— start Input data —
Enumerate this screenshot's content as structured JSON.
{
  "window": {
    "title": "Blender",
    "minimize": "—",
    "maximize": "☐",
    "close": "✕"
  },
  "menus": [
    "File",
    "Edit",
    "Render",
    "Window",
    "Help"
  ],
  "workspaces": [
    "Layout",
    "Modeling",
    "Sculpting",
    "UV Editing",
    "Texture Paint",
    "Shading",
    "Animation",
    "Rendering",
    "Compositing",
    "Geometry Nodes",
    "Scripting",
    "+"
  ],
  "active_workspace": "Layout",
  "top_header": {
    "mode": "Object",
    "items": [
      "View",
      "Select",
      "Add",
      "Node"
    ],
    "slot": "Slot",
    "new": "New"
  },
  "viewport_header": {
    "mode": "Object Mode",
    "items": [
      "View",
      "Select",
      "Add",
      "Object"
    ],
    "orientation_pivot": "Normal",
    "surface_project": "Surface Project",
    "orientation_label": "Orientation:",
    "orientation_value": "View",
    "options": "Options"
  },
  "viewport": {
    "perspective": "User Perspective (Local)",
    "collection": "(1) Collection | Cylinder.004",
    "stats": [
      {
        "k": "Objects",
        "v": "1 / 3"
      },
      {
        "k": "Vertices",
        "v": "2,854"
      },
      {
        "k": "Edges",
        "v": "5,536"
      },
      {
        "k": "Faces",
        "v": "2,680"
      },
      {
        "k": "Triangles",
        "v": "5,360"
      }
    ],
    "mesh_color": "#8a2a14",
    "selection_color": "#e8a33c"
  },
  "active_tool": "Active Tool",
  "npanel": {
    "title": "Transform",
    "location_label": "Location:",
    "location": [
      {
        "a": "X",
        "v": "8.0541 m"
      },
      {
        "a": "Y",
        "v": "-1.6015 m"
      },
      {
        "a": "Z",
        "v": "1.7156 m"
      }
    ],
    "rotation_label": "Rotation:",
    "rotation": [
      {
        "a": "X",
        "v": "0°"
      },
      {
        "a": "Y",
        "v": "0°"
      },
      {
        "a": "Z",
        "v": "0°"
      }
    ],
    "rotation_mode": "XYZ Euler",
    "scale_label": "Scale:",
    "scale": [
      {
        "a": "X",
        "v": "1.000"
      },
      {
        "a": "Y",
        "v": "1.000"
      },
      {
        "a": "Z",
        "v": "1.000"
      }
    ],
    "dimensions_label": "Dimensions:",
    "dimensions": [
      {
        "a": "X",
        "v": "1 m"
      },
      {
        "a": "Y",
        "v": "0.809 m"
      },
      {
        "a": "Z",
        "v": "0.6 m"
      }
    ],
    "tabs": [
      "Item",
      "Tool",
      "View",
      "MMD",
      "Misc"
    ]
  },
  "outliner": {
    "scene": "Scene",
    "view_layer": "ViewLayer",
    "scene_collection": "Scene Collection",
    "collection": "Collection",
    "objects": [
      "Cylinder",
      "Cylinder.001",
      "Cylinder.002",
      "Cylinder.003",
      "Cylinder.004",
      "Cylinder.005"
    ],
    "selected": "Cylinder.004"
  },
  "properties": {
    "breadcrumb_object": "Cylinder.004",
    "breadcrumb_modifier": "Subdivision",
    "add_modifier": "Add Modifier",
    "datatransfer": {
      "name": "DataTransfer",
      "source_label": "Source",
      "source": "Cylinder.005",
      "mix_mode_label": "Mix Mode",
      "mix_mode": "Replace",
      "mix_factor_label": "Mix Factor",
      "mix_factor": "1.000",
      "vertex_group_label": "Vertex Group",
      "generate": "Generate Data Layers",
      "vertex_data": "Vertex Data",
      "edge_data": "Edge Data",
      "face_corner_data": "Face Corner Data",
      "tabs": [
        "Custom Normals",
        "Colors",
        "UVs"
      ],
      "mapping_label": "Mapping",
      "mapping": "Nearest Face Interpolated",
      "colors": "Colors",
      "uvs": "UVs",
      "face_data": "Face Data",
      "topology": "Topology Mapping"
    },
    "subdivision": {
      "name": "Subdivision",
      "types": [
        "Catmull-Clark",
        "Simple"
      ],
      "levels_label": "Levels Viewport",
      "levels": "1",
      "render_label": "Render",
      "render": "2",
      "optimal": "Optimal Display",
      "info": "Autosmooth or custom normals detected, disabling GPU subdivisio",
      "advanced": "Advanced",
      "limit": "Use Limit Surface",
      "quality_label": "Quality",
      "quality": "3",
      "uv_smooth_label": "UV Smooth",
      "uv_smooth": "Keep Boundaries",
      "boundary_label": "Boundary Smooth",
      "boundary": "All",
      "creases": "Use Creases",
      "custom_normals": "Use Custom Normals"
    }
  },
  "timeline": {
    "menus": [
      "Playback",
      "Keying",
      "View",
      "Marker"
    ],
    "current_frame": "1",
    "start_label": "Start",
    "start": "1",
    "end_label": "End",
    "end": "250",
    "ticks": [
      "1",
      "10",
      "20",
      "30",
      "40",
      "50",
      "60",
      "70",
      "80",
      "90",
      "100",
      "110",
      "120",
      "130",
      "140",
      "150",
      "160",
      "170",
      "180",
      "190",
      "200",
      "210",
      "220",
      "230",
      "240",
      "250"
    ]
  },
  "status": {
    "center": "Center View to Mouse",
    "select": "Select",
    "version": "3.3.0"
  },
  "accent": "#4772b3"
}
— end Input data —
- **Task statement**: Retype all the records, matching them exactly.

- **Complete output**:
Enumerate this screenshot's content as structured JSON.
{
  "window": {
    "title": "Blender",
    "minimize": "—",
    "maximize": "☐",
    "close": "✕"
  },
  "menus": [
    "File",
    "Edit",
    "Render",
    "Window",
    "Help"
  ],
  "workspaces": [
    "Layout",
    "Modeling",
    "Sculpting",
    "UV Editing",
    "Texture Paint",
    "Shading",
    "Animation",
    "Rendering",
    "Compositing",
    "Geometry Nodes",
    "Scripting",
    "+"
  ],
  "active_workspace": "Layout",
  "top_header": {
    "mode": "Object",
    "items": [
      "View",
      "Select",
      "Add",
      "Node"
    ],
    "slot": "Slot",
    "new": "New"
  },
  "viewport_header": {
    "mode": "Object Mode",
    "items": [
      "View",
      "Select",
      "Add",
      "Object"
    ],
    "orientation_pivot": "Normal",
    "surface_project": "Surface Project",
    "orientation_label": "Orientation:",
    "orientation_value": "View",
    "options": "Options"
  },
  "viewport": {
    "perspective": "User Perspective (Local)",
    "collection": "(1) Collection | Cylinder.004",
    "stats": [
      {
        "k": "Objects",
        "v": "1 / 3"
      },
      {
        "k": "Vertices",
        "v": "2,854"
      },
      {
        "k": "Edges",
        "v": "5,536"
      },
      {
        "k": "Faces",
        "v": "2,680"
      },
      {
        "k": "Triangles",
        "v": "5,360"
      }
    ],
    "mesh_color": "#8a2a14",
    "selection_color": "#e8a33c"
  },
  "active_tool": "Active Tool",
  "npanel": {
    "title": "Transform",
    "location_label": "Location:",
    "location": [
      {
        "a": "X",
        "v": "8.0541 m"
      },
      {
        "a": "Y",
        "v": "-1.6015 m"
      },
      {
        "a": "Z",
        "v": "1.7156 m"
      }
    ],
    "rotation_label": "Rotation:",
    "rotation": [
      {
        "a": "X",
        "v": "0°"
      },
      {
        "a": "Y",
        "v": "0°"
      },
      {
        "a": "Z",
        "v": "0°"
      }
    ],
    "rotation_mode": "XYZ Euler",
    "scale_label": "Scale:",
    "scale": [
      {
        "a": "X",
        "v": "1.000"
      },
      {
        "a": "Y",
        "v": "1.000"
      },
      {
        "a": "Z",
        "v": "1.000"
      }
    ],
    "dimensions_label": "Dimensions:",
    "dimensions": [
      {
        "a": "X",
        "v": "1 m"
      },
      {
        "a": "Y",
        "v": "0.809 m"
      },
      {
        "a": "Z",
        "v": "0.6 m"
      }
    ],
    "tabs": [
      "Item",
      "Tool",
      "View",
      "MMD",
      "Misc"
    ]
  },
  "outliner": {
    "scene": "Scene",
    "view_layer": "ViewLayer",
    "scene_collection": "Scene Collection",
    "collection": "Collection",
    "objects": [
      "Cylinder",
      "Cylinder.001",
      "Cylinder.002",
      "Cylinder.003",
      "Cylinder.004",
      "Cylinder.005"
    ],
    "selected": "Cylinder.004"
  },
  "properties": {
    "breadcrumb_object": "Cylinder.004",
    "breadcrumb_modifier": "Subdivision",
    "add_modifier": "Add Modifier",
    "datatransfer": {
      "name": "DataTransfer",
      "source_label": "Source",
      "source": "Cylinder.005",
      "mix_mode_label": "Mix Mode",
      "mix_mode": "Replace",
      "mix_factor_label": "Mix Factor",
      "mix_factor": "1.000",
      "vertex_group_label": "Vertex Group",
      "generate": "Generate Data Layers",
      "vertex_data": "Vertex Data",
      "edge_data": "Edge Data",
      "face_corner_data": "Face Corner Data",
      "tabs": [
        "Custom Normals",
        "Colors",
        "UVs"
      ],
      "mapping_label": "Mapping",
      "mapping": "Nearest Face Interpolated",
      "colors": "Colors",
      "uvs": "UVs",
      "face_data": "Face Data",
      "topology": "Topology Mapping"
    },
    "subdivision": {
      "name": "Subdivision",
      "types": [
        "Catmull-Clark",
        "Simple"
      ],
      "levels_label": "Levels Viewport",
      "levels": "1",
      "render_label": "Render",
      "render": "2",
      "optimal": "Optimal Display",
      "info": "Autosmooth or custom normals detected, disabling GPU subdivisio",
      "advanced": "Advanced",
      "limit": "Use Limit Surface",
      "quality_label": "Quality",
      "quality": "3",
      "uv_smooth_label": "UV Smooth",
      "uv_smooth": "Keep Boundaries",
      "boundary_label": "Boundary Smooth",
      "boundary": "All",
      "creases": "Use Creases",
      "custom_normals": "Use Custom Normals"
    }
  },
  "timeline": {
    "menus": [
      "Playback",
      "Keying",
      "View",
      "Marker"
    ],
    "current_frame": "1",
    "start_label": "Start",
    "start": "1",
    "end_label": "End",
    "end": "250",
    "ticks": [
      "1",
      "10",
      "20",
      "30",
      "40",
      "50",
      "60",
      "70",
      "80",
      "90",
      "100",
      "110",
      "120",
      "130",
      "140",
      "150",
      "160",
      "170",
      "180",
      "190",
      "200",
      "210",
      "220",
      "230",
      "240",
      "250"
    ]
  },
  "status": {
    "center": "Center View to Mouse",
    "select": "Select",
    "version": "3.3.0"
  },
  "accent": "#4772b3"
}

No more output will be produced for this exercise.